» **THE EXERCISE**
Would you write out the listing verbatim and skip every picture in it?
——
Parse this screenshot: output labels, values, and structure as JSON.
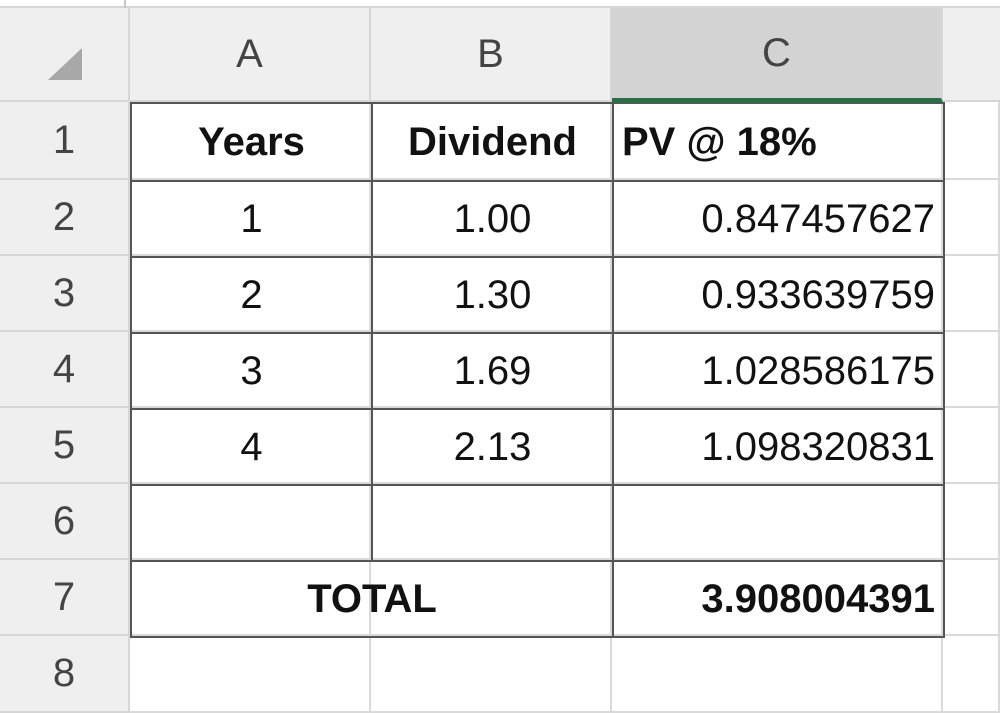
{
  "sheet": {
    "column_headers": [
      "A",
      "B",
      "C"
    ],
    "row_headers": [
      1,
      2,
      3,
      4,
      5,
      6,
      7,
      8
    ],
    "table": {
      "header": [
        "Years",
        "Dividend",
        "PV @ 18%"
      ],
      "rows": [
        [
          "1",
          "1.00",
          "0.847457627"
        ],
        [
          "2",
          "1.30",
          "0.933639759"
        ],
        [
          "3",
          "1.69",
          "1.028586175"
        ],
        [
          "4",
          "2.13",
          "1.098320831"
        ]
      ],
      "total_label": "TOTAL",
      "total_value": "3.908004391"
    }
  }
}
——
» **REPLY TO THE TASK**
Parse this screenshot: output labels, values, and structure as JSON.
{
  "sheet": {
    "column_headers": [
      "A",
      "B",
      "C"
    ],
    "row_headers": [
      1,
      2,
      3,
      4,
      5,
      6,
      7,
      8
    ],
    "table": {
      "header": [
        "Years",
        "Dividend",
        "PV @ 18%"
      ],
      "rows": [
        [
          "1",
          "1.00",
          "0.847457627"
        ],
        [
          "2",
          "1.30",
          "0.933639759"
        ],
        [
          "3",
          "1.69",
          "1.028586175"
        ],
        [
          "4",
          "2.13",
          "1.098320831"
        ]
      ],
      "total_label": "TOTAL",
      "total_value": "3.908004391"
    }
  }
}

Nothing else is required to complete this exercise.